— Start RECORDS SUPPLIED —
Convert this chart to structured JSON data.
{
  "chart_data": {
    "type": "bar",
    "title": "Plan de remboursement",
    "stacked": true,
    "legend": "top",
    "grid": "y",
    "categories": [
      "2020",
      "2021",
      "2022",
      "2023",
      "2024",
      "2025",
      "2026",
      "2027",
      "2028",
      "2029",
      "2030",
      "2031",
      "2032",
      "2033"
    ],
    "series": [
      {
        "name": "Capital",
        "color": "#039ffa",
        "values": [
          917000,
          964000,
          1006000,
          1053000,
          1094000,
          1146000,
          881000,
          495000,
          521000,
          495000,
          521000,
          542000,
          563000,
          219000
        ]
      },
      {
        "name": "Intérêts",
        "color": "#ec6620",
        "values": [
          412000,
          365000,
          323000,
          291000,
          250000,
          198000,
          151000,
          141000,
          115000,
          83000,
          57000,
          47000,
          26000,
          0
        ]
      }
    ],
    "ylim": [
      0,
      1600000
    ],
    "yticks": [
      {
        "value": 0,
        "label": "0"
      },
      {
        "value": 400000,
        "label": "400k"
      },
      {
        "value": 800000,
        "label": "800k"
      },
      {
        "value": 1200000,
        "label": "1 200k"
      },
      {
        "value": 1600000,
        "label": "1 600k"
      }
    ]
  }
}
— End RECORDS SUPPLIED —
— Start RECORDS SUPPLIED —
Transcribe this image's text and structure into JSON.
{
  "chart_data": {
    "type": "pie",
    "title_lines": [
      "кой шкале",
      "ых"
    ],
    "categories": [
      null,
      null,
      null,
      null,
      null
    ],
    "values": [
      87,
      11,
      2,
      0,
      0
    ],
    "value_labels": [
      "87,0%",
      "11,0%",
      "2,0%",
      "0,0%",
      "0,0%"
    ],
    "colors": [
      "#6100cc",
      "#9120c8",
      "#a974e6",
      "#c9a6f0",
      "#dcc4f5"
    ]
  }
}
— End RECORDS SUPPLIED —
— Start RECORDS SUPPLIED —
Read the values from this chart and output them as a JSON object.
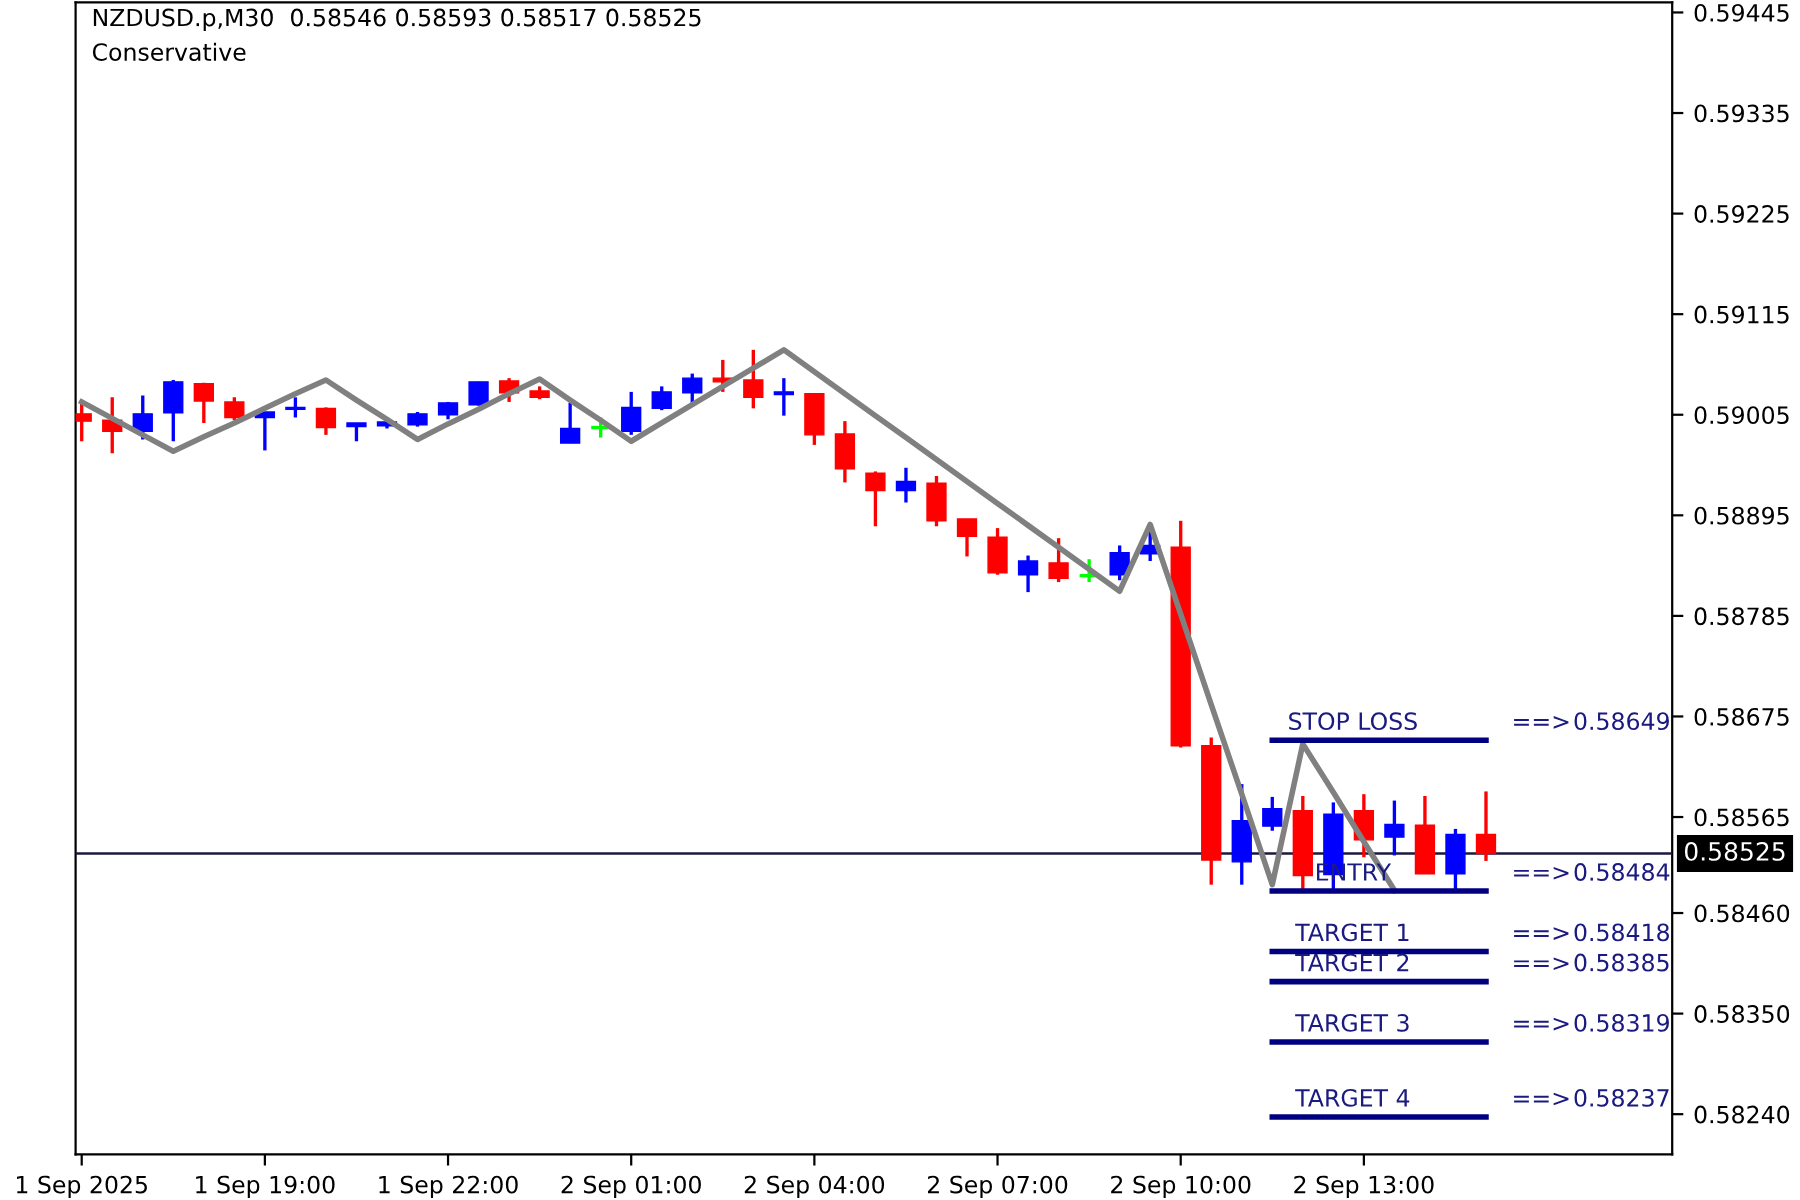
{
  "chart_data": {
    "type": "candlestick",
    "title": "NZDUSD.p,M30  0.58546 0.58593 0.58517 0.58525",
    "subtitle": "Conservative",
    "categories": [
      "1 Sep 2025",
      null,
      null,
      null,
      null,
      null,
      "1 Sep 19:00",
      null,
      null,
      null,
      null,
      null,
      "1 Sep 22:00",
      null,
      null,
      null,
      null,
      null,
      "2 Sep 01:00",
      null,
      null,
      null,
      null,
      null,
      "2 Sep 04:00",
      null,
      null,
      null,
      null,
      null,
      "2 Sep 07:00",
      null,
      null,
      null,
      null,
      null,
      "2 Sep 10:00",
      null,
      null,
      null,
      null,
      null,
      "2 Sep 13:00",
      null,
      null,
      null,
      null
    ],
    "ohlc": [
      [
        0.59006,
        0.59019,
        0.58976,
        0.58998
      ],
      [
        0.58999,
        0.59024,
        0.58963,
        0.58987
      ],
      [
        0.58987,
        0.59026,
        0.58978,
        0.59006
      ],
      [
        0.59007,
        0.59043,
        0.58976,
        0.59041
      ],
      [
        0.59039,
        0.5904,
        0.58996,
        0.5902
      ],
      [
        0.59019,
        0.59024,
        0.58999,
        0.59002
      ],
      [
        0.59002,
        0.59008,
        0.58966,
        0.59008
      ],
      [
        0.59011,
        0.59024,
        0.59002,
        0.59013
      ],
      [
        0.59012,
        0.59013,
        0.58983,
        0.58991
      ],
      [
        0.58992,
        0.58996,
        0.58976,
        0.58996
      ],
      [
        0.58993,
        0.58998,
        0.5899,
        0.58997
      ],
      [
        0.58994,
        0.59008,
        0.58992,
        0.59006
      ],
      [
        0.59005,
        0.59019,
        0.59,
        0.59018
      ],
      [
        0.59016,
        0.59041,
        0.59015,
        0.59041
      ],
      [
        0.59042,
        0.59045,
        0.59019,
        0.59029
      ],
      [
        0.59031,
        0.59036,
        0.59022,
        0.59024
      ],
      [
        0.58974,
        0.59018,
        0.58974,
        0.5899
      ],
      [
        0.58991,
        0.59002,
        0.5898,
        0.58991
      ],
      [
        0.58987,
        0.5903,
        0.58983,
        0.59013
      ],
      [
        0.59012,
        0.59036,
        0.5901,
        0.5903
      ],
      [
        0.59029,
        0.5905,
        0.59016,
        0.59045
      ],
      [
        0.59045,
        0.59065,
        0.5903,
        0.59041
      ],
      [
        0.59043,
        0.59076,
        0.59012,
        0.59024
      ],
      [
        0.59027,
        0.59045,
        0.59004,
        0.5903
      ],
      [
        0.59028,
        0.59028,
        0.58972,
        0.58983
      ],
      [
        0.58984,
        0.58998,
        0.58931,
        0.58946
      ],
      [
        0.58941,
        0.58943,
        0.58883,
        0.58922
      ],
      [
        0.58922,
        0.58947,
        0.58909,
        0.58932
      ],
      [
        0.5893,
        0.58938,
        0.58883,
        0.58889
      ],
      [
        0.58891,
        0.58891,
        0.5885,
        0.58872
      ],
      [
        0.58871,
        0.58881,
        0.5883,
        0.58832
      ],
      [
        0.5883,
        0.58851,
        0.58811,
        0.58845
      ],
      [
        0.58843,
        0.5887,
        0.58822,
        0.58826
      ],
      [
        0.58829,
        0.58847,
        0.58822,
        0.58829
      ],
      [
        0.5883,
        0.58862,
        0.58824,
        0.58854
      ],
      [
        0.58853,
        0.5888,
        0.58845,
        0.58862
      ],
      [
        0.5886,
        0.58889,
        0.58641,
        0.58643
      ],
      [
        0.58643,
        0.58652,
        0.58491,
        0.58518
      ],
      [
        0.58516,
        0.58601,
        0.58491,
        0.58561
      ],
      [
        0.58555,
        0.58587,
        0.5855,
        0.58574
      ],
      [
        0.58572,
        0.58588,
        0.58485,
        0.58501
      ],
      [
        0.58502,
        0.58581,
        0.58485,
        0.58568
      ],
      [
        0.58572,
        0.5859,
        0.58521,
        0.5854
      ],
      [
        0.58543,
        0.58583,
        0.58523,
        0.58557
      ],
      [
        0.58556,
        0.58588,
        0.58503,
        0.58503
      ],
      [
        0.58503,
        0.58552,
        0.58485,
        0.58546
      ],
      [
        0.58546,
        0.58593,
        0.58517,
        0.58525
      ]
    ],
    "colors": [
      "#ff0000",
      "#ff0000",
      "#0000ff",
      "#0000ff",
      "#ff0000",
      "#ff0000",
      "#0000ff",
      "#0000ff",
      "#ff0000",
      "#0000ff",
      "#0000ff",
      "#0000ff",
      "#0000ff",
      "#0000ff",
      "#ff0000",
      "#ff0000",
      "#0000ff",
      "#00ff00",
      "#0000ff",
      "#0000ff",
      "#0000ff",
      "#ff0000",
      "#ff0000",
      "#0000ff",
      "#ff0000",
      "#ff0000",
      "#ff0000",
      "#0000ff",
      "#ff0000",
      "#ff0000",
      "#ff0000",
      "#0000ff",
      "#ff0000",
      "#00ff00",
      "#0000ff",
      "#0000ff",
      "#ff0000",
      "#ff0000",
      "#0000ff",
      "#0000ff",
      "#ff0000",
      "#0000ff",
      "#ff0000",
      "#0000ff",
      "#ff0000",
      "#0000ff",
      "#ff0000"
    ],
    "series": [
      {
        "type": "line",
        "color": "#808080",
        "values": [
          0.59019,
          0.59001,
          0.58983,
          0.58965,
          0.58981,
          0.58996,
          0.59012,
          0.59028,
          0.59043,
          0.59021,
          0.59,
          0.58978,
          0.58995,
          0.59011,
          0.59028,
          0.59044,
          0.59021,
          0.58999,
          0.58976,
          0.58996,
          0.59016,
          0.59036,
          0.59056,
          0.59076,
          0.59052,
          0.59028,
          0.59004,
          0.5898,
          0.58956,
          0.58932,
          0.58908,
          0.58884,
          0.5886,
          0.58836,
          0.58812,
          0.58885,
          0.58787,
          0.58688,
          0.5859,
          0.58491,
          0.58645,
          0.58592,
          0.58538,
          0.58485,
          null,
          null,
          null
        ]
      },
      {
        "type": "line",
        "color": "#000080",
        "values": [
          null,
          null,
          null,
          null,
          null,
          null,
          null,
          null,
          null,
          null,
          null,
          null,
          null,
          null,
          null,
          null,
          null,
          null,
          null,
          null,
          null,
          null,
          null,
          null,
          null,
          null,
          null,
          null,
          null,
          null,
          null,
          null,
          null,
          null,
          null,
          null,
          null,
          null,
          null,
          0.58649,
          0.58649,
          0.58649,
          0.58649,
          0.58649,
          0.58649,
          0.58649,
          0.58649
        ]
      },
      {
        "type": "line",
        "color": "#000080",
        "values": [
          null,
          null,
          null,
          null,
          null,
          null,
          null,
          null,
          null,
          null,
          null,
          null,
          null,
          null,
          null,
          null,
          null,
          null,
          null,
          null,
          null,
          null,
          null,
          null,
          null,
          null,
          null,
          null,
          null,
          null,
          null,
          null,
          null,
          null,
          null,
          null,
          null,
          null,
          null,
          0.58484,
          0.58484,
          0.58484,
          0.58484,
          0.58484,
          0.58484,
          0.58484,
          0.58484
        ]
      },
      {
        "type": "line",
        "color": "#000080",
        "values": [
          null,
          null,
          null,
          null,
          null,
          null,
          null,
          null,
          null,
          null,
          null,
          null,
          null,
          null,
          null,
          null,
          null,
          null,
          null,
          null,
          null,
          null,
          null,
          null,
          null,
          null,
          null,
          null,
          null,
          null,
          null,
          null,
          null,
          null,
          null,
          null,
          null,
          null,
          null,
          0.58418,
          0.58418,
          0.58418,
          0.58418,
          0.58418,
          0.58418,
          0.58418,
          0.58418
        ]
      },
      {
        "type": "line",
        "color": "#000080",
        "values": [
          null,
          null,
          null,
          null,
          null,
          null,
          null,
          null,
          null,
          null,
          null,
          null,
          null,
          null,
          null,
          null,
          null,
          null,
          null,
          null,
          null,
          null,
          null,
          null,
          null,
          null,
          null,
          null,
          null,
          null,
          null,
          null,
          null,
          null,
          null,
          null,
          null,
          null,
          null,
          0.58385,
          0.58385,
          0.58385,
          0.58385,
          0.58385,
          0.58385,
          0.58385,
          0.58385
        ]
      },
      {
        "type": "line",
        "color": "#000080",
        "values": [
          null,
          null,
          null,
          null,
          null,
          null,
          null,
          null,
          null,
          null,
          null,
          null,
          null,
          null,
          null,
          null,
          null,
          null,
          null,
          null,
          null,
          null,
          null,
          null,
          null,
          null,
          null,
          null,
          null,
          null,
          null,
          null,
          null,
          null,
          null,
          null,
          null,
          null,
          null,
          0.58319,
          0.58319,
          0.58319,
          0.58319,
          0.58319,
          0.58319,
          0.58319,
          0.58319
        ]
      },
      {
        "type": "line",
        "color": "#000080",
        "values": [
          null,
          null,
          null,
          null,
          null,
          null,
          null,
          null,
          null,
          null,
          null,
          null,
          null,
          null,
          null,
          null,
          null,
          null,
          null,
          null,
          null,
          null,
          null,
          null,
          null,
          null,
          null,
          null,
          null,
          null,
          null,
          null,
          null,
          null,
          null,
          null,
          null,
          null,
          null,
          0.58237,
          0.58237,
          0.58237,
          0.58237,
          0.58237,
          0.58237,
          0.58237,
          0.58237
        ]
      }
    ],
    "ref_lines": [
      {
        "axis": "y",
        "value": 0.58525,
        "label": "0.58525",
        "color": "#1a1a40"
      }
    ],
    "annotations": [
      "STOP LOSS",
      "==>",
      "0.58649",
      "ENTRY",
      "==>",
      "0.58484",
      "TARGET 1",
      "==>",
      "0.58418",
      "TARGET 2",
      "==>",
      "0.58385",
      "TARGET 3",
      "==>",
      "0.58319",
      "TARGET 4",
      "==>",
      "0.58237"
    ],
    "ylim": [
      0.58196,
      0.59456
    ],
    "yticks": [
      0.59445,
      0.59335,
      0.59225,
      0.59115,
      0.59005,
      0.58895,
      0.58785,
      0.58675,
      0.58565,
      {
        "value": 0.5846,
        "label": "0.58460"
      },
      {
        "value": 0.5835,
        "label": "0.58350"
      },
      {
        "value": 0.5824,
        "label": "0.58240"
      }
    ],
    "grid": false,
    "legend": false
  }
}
— End RECORDS SUPPLIED —
→ AIM:
Copy out every line from the records that has the word "this".

→ EXERCISE OUTPUT:
Convert this chart to structured JSON data.
Transcribe this image's text and structure into JSON.
Read the values from this chart and output them as a JSON object.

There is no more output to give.